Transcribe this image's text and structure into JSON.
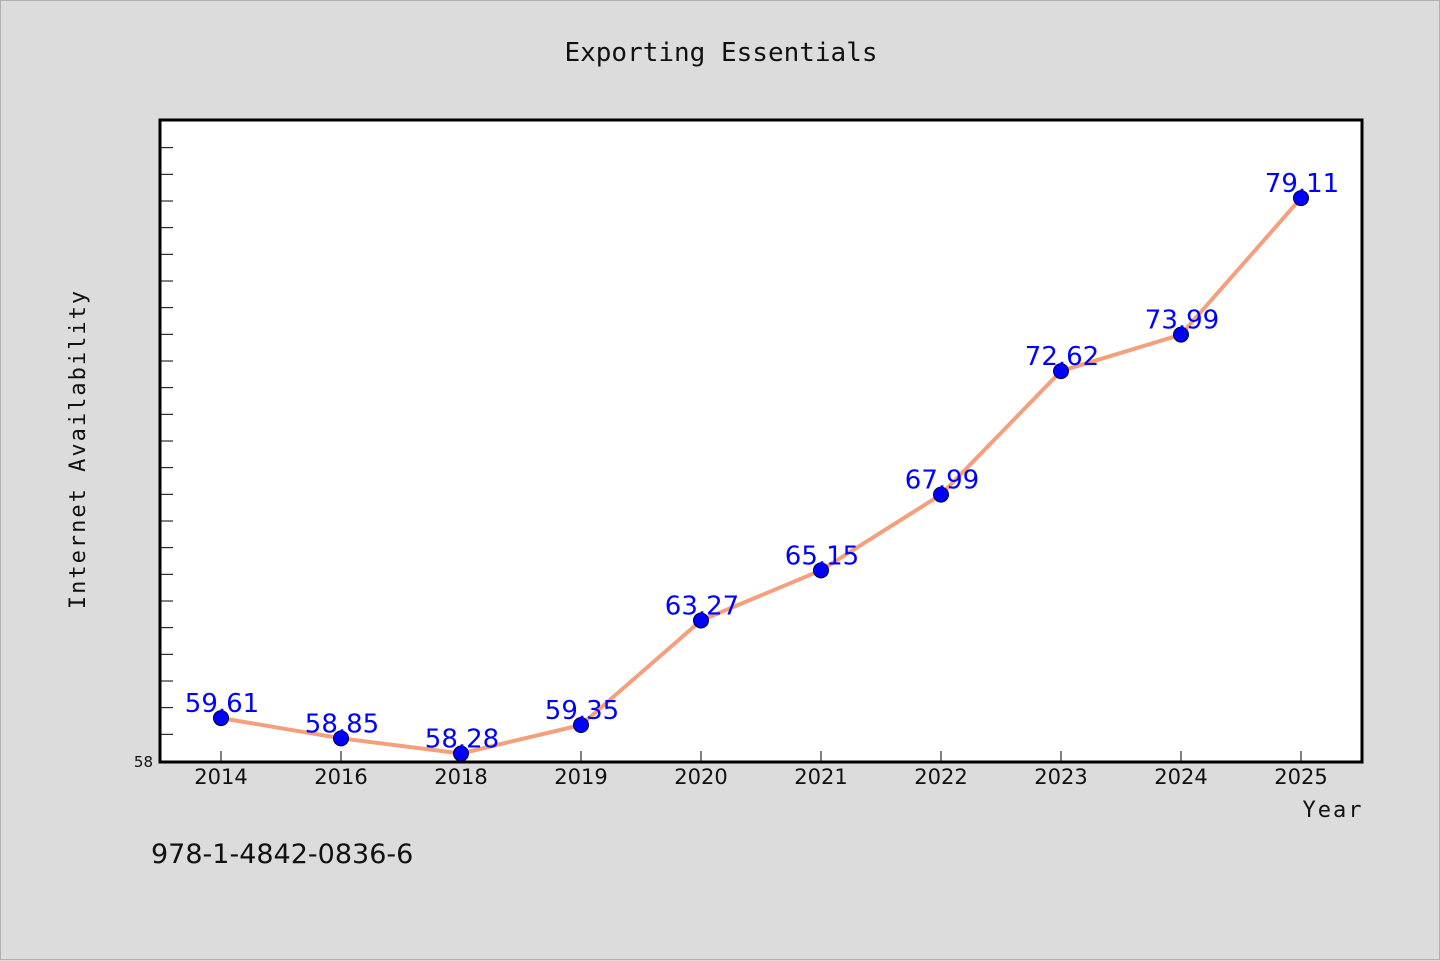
{
  "chart_data": {
    "type": "line",
    "title": "Exporting Essentials",
    "xlabel": "Year",
    "ylabel": "Internet Availability",
    "categories": [
      "2014",
      "2016",
      "2018",
      "2019",
      "2020",
      "2021",
      "2022",
      "2023",
      "2024",
      "2025"
    ],
    "values": [
      59.61,
      58.85,
      58.28,
      59.35,
      63.27,
      65.15,
      67.99,
      72.62,
      73.99,
      79.11
    ],
    "data_labels": [
      "59.61",
      "58.85",
      "58.28",
      "59.35",
      "63.27",
      "65.15",
      "67.99",
      "72.62",
      "73.99",
      "79.11"
    ],
    "ylim": [
      58,
      82
    ],
    "ytick_labels": [
      "58"
    ],
    "grid": false,
    "line_color": "#f4a07c",
    "marker_color": "#0000ff",
    "label_color": "#0000ff"
  },
  "footer": {
    "isbn": "978-1-4842-0836-6"
  }
}
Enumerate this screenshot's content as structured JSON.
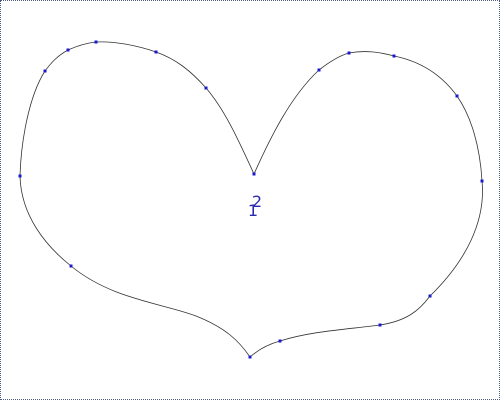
{
  "colors": {
    "curve": "#333333",
    "control_point": "#1a1acc",
    "label": "#2a2ab0",
    "border": "#4a5a8a"
  },
  "labels": {
    "top": "2",
    "bottom": "1"
  }
}
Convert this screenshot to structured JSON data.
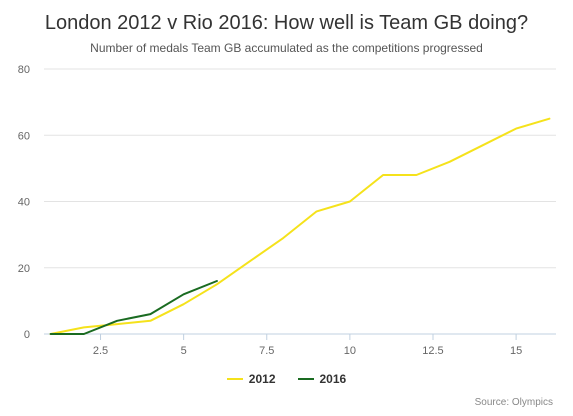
{
  "chart_data": {
    "type": "line",
    "title": "London 2012 v Rio 2016: How well is Team GB doing?",
    "subtitle": "Number of medals Team GB accumulated as the competitions progressed",
    "xlabel": "",
    "ylabel": "",
    "xlim": [
      0.8,
      16.2
    ],
    "ylim": [
      0,
      80
    ],
    "x_ticks": [
      "2.5",
      "5",
      "7.5",
      "10",
      "12.5",
      "15"
    ],
    "y_ticks": [
      "0",
      "20",
      "40",
      "60",
      "80"
    ],
    "grid": "horizontal",
    "legend_placement": "bottom-center",
    "series": [
      {
        "name": "2012",
        "color": "#f5e21b",
        "x": [
          1,
          2,
          3,
          4,
          5,
          6,
          7,
          8,
          9,
          10,
          11,
          12,
          13,
          14,
          15,
          16
        ],
        "values": [
          0,
          2,
          3,
          4,
          9,
          15,
          22,
          29,
          37,
          40,
          48,
          48,
          52,
          57,
          62,
          65
        ]
      },
      {
        "name": "2016",
        "color": "#1a6b21",
        "x": [
          1,
          2,
          3,
          4,
          5,
          6
        ],
        "values": [
          0,
          0,
          4,
          6,
          12,
          16
        ]
      }
    ]
  },
  "source_text": "Source: Olympics"
}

============

Print out the lines exactly, skipping any picture.

### Response
Transcribe this image's text and structure into JSON.
{
  "chart_data": {
    "type": "line",
    "title": "Exporting Essentials",
    "xlabel": "Year",
    "ylabel": "Internet Availability",
    "categories": [
      "2014",
      "2016",
      "2018",
      "2019",
      "2020",
      "2021",
      "2022",
      "2023",
      "2024",
      "2025"
    ],
    "values": [
      59.61,
      58.85,
      58.28,
      59.35,
      63.27,
      65.15,
      67.99,
      72.62,
      73.99,
      79.11
    ],
    "data_labels": [
      "59.61",
      "58.85",
      "58.28",
      "59.35",
      "63.27",
      "65.15",
      "67.99",
      "72.62",
      "73.99",
      "79.11"
    ],
    "ylim": [
      58,
      82
    ],
    "ytick_labels": [
      "58"
    ],
    "grid": false,
    "line_color": "#f4a07c",
    "marker_color": "#0000ff",
    "label_color": "#0000ff"
  },
  "footer": {
    "isbn": "978-1-4842-0836-6"
  }
}
Enumerate this screenshot's content as structured JSON.
{
  "colors": {
    "curve": "#333333",
    "control_point": "#1a1acc",
    "label": "#2a2ab0",
    "border": "#4a5a8a"
  },
  "labels": {
    "top": "2",
    "bottom": "1"
  }
}
Convert this screenshot to structured JSON data.
{
  "chart_data": {
    "type": "line",
    "title": "London 2012 v Rio 2016: How well is Team GB doing?",
    "subtitle": "Number of medals Team GB accumulated as the competitions progressed",
    "xlabel": "",
    "ylabel": "",
    "xlim": [
      0.8,
      16.2
    ],
    "ylim": [
      0,
      80
    ],
    "x_ticks": [
      "2.5",
      "5",
      "7.5",
      "10",
      "12.5",
      "15"
    ],
    "y_ticks": [
      "0",
      "20",
      "40",
      "60",
      "80"
    ],
    "grid": "horizontal",
    "legend_placement": "bottom-center",
    "series": [
      {
        "name": "2012",
        "color": "#f5e21b",
        "x": [
          1,
          2,
          3,
          4,
          5,
          6,
          7,
          8,
          9,
          10,
          11,
          12,
          13,
          14,
          15,
          16
        ],
        "values": [
          0,
          2,
          3,
          4,
          9,
          15,
          22,
          29,
          37,
          40,
          48,
          48,
          52,
          57,
          62,
          65
        ]
      },
      {
        "name": "2016",
        "color": "#1a6b21",
        "x": [
          1,
          2,
          3,
          4,
          5,
          6
        ],
        "values": [
          0,
          0,
          4,
          6,
          12,
          16
        ]
      }
    ]
  },
  "source_text": "Source: Olympics"
}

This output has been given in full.